▸ **Task**
Return every record below exactly as written, but leave out the pictures.

▸ **Listed records**
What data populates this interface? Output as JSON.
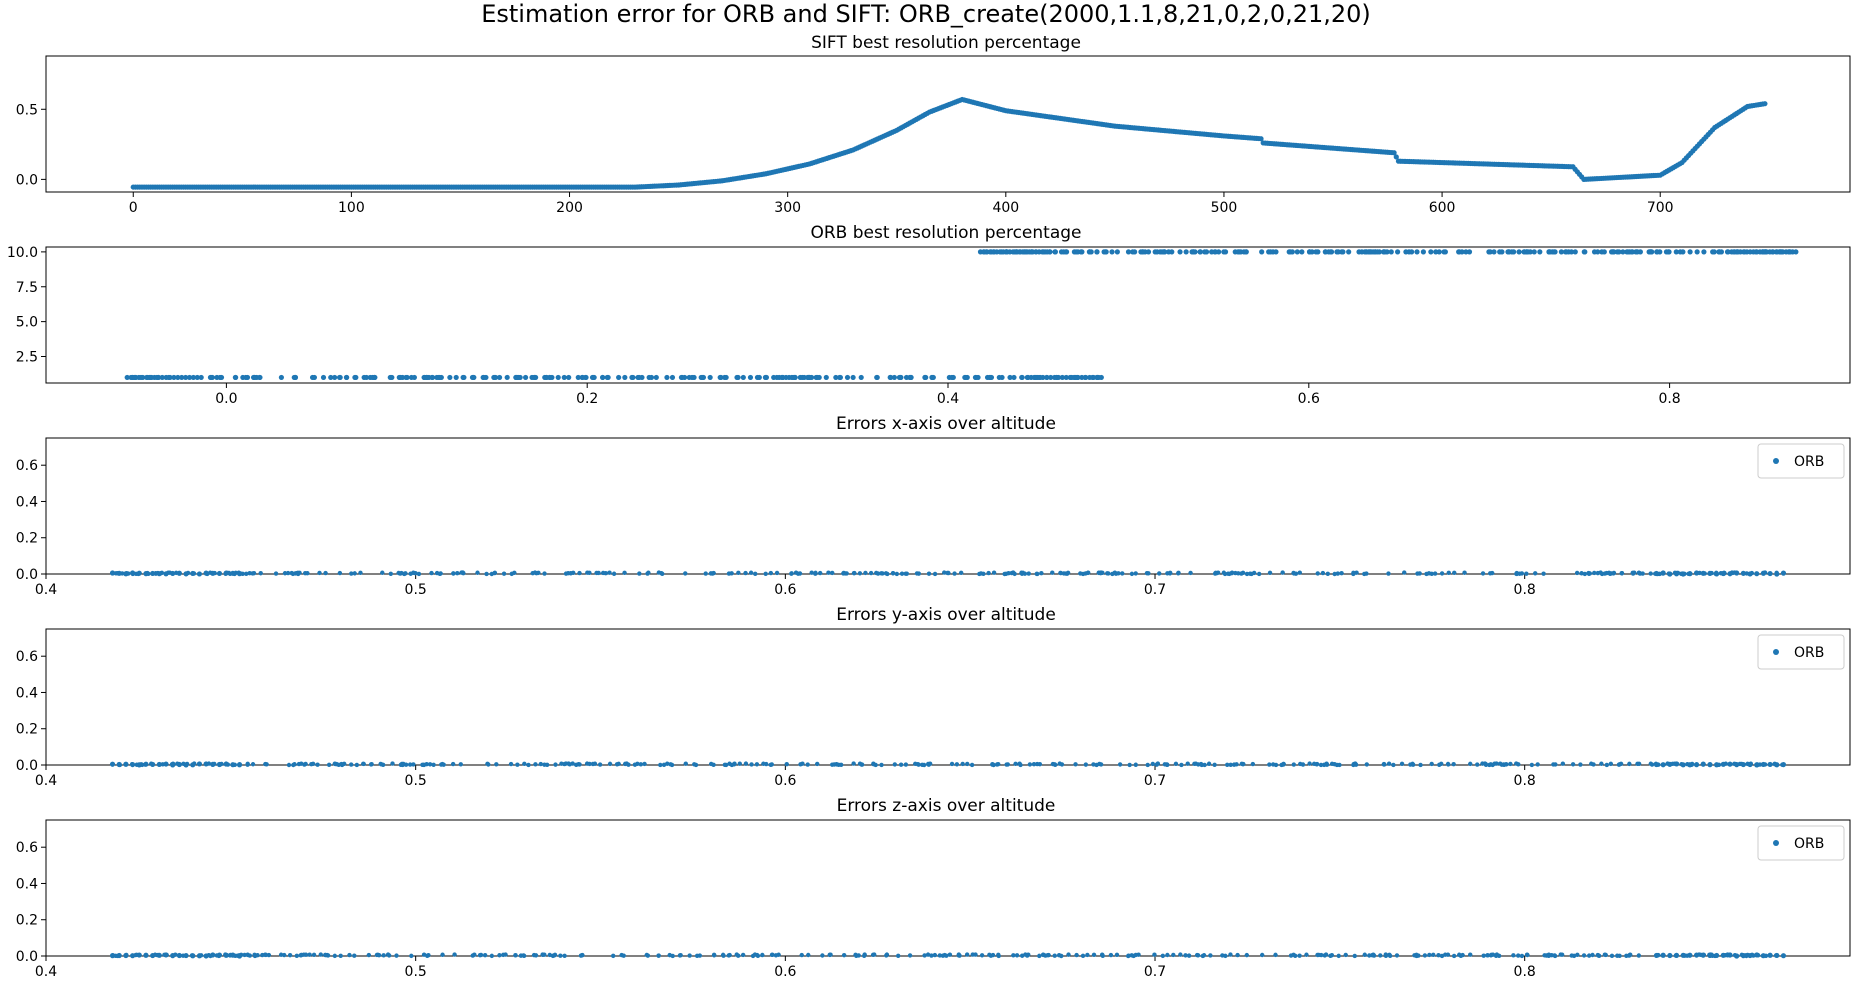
{
  "figure": {
    "title": "Estimation error for ORB and SIFT: ORB_create(2000,1.1,8,21,0,2,0,21,20)"
  },
  "colors": {
    "series": "#1f77b4",
    "axes": "#000000",
    "background": "#ffffff"
  },
  "chart_data": [
    {
      "type": "scatter",
      "title": "SIFT best resolution percentage",
      "xlim": [
        -40,
        787
      ],
      "ylim": [
        -0.09,
        0.88
      ],
      "xticks": [
        0,
        100,
        200,
        300,
        400,
        500,
        600,
        700
      ],
      "yticks": [
        0.0,
        0.5
      ],
      "ytick_labels": [
        "0.0",
        "0.5"
      ],
      "grid": false,
      "series": [
        {
          "curve": [
            [
              0,
              -0.055
            ],
            [
              230,
              -0.055
            ],
            [
              250,
              -0.04
            ],
            [
              270,
              -0.01
            ],
            [
              290,
              0.04
            ],
            [
              310,
              0.11
            ],
            [
              330,
              0.21
            ],
            [
              350,
              0.35
            ],
            [
              365,
              0.48
            ],
            [
              380,
              0.57
            ],
            [
              400,
              0.49
            ],
            [
              450,
              0.38
            ],
            [
              500,
              0.31
            ],
            [
              517,
              0.29
            ],
            [
              518,
              0.26
            ],
            [
              578,
              0.19
            ],
            [
              580,
              0.13
            ],
            [
              660,
              0.09
            ],
            [
              665,
              0.0
            ],
            [
              700,
              0.03
            ],
            [
              710,
              0.12
            ],
            [
              725,
              0.37
            ],
            [
              740,
              0.52
            ],
            [
              748,
              0.54
            ]
          ],
          "x_range": [
            0,
            748
          ]
        }
      ]
    },
    {
      "type": "scatter",
      "title": "ORB best resolution percentage",
      "xlim": [
        -0.1,
        0.9
      ],
      "ylim": [
        0.6,
        10.35
      ],
      "xticks": [
        0.0,
        0.2,
        0.4,
        0.6,
        0.8
      ],
      "xtick_labels": [
        "0.0",
        "0.2",
        "0.4",
        "0.6",
        "0.8"
      ],
      "yticks": [
        2.5,
        5.0,
        7.5,
        10.0
      ],
      "ytick_labels": [
        "2.5",
        "5.0",
        "7.5",
        "10.0"
      ],
      "grid": false,
      "series": [
        {
          "y_value": 1.0,
          "x_range": [
            -0.055,
            0.485
          ]
        },
        {
          "y_value": 10.0,
          "x_range": [
            0.418,
            0.87
          ]
        }
      ]
    },
    {
      "type": "scatter",
      "title": "Errors x-axis over altitude",
      "xlim": [
        0.4,
        0.888
      ],
      "ylim": [
        0.0,
        0.75
      ],
      "xticks": [
        0.4,
        0.5,
        0.6,
        0.7,
        0.8
      ],
      "xtick_labels": [
        "0.4",
        "0.5",
        "0.6",
        "0.7",
        "0.8"
      ],
      "yticks": [
        0.0,
        0.2,
        0.4,
        0.6
      ],
      "ytick_labels": [
        "0.0",
        "0.2",
        "0.4",
        "0.6"
      ],
      "grid": false,
      "legend": {
        "entries": [
          "ORB"
        ],
        "position": "upper-right"
      },
      "series": [
        {
          "name": "ORB",
          "y_value": 0.0,
          "x_range": [
            0.418,
            0.87
          ]
        }
      ]
    },
    {
      "type": "scatter",
      "title": "Errors y-axis over altitude",
      "xlim": [
        0.4,
        0.888
      ],
      "ylim": [
        0.0,
        0.75
      ],
      "xticks": [
        0.4,
        0.5,
        0.6,
        0.7,
        0.8
      ],
      "xtick_labels": [
        "0.4",
        "0.5",
        "0.6",
        "0.7",
        "0.8"
      ],
      "yticks": [
        0.0,
        0.2,
        0.4,
        0.6
      ],
      "ytick_labels": [
        "0.0",
        "0.2",
        "0.4",
        "0.6"
      ],
      "grid": false,
      "legend": {
        "entries": [
          "ORB"
        ],
        "position": "upper-right"
      },
      "series": [
        {
          "name": "ORB",
          "y_value": 0.0,
          "x_range": [
            0.418,
            0.87
          ]
        }
      ]
    },
    {
      "type": "scatter",
      "title": "Errors z-axis over altitude",
      "xlim": [
        0.4,
        0.888
      ],
      "ylim": [
        0.0,
        0.75
      ],
      "xticks": [
        0.4,
        0.5,
        0.6,
        0.7,
        0.8
      ],
      "xtick_labels": [
        "0.4",
        "0.5",
        "0.6",
        "0.7",
        "0.8"
      ],
      "yticks": [
        0.0,
        0.2,
        0.4,
        0.6
      ],
      "ytick_labels": [
        "0.0",
        "0.2",
        "0.4",
        "0.6"
      ],
      "grid": false,
      "legend": {
        "entries": [
          "ORB"
        ],
        "position": "upper-right"
      },
      "series": [
        {
          "name": "ORB",
          "y_value": 0.0,
          "x_range": [
            0.418,
            0.87
          ]
        }
      ]
    }
  ]
}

▸ **Result for this exercise**
What data populates this interface? Output as JSON.
{
  "figure": {
    "title": "Estimation error for ORB and SIFT: ORB_create(2000,1.1,8,21,0,2,0,21,20)"
  },
  "colors": {
    "series": "#1f77b4",
    "axes": "#000000",
    "background": "#ffffff"
  },
  "chart_data": [
    {
      "type": "scatter",
      "title": "SIFT best resolution percentage",
      "xlim": [
        -40,
        787
      ],
      "ylim": [
        -0.09,
        0.88
      ],
      "xticks": [
        0,
        100,
        200,
        300,
        400,
        500,
        600,
        700
      ],
      "yticks": [
        0.0,
        0.5
      ],
      "ytick_labels": [
        "0.0",
        "0.5"
      ],
      "grid": false,
      "series": [
        {
          "curve": [
            [
              0,
              -0.055
            ],
            [
              230,
              -0.055
            ],
            [
              250,
              -0.04
            ],
            [
              270,
              -0.01
            ],
            [
              290,
              0.04
            ],
            [
              310,
              0.11
            ],
            [
              330,
              0.21
            ],
            [
              350,
              0.35
            ],
            [
              365,
              0.48
            ],
            [
              380,
              0.57
            ],
            [
              400,
              0.49
            ],
            [
              450,
              0.38
            ],
            [
              500,
              0.31
            ],
            [
              517,
              0.29
            ],
            [
              518,
              0.26
            ],
            [
              578,
              0.19
            ],
            [
              580,
              0.13
            ],
            [
              660,
              0.09
            ],
            [
              665,
              0.0
            ],
            [
              700,
              0.03
            ],
            [
              710,
              0.12
            ],
            [
              725,
              0.37
            ],
            [
              740,
              0.52
            ],
            [
              748,
              0.54
            ]
          ],
          "x_range": [
            0,
            748
          ]
        }
      ]
    },
    {
      "type": "scatter",
      "title": "ORB best resolution percentage",
      "xlim": [
        -0.1,
        0.9
      ],
      "ylim": [
        0.6,
        10.35
      ],
      "xticks": [
        0.0,
        0.2,
        0.4,
        0.6,
        0.8
      ],
      "xtick_labels": [
        "0.0",
        "0.2",
        "0.4",
        "0.6",
        "0.8"
      ],
      "yticks": [
        2.5,
        5.0,
        7.5,
        10.0
      ],
      "ytick_labels": [
        "2.5",
        "5.0",
        "7.5",
        "10.0"
      ],
      "grid": false,
      "series": [
        {
          "y_value": 1.0,
          "x_range": [
            -0.055,
            0.485
          ]
        },
        {
          "y_value": 10.0,
          "x_range": [
            0.418,
            0.87
          ]
        }
      ]
    },
    {
      "type": "scatter",
      "title": "Errors x-axis over altitude",
      "xlim": [
        0.4,
        0.888
      ],
      "ylim": [
        0.0,
        0.75
      ],
      "xticks": [
        0.4,
        0.5,
        0.6,
        0.7,
        0.8
      ],
      "xtick_labels": [
        "0.4",
        "0.5",
        "0.6",
        "0.7",
        "0.8"
      ],
      "yticks": [
        0.0,
        0.2,
        0.4,
        0.6
      ],
      "ytick_labels": [
        "0.0",
        "0.2",
        "0.4",
        "0.6"
      ],
      "grid": false,
      "legend": {
        "entries": [
          "ORB"
        ],
        "position": "upper-right"
      },
      "series": [
        {
          "name": "ORB",
          "y_value": 0.0,
          "x_range": [
            0.418,
            0.87
          ]
        }
      ]
    },
    {
      "type": "scatter",
      "title": "Errors y-axis over altitude",
      "xlim": [
        0.4,
        0.888
      ],
      "ylim": [
        0.0,
        0.75
      ],
      "xticks": [
        0.4,
        0.5,
        0.6,
        0.7,
        0.8
      ],
      "xtick_labels": [
        "0.4",
        "0.5",
        "0.6",
        "0.7",
        "0.8"
      ],
      "yticks": [
        0.0,
        0.2,
        0.4,
        0.6
      ],
      "ytick_labels": [
        "0.0",
        "0.2",
        "0.4",
        "0.6"
      ],
      "grid": false,
      "legend": {
        "entries": [
          "ORB"
        ],
        "position": "upper-right"
      },
      "series": [
        {
          "name": "ORB",
          "y_value": 0.0,
          "x_range": [
            0.418,
            0.87
          ]
        }
      ]
    },
    {
      "type": "scatter",
      "title": "Errors z-axis over altitude",
      "xlim": [
        0.4,
        0.888
      ],
      "ylim": [
        0.0,
        0.75
      ],
      "xticks": [
        0.4,
        0.5,
        0.6,
        0.7,
        0.8
      ],
      "xtick_labels": [
        "0.4",
        "0.5",
        "0.6",
        "0.7",
        "0.8"
      ],
      "yticks": [
        0.0,
        0.2,
        0.4,
        0.6
      ],
      "ytick_labels": [
        "0.0",
        "0.2",
        "0.4",
        "0.6"
      ],
      "grid": false,
      "legend": {
        "entries": [
          "ORB"
        ],
        "position": "upper-right"
      },
      "series": [
        {
          "name": "ORB",
          "y_value": 0.0,
          "x_range": [
            0.418,
            0.87
          ]
        }
      ]
    }
  ]
}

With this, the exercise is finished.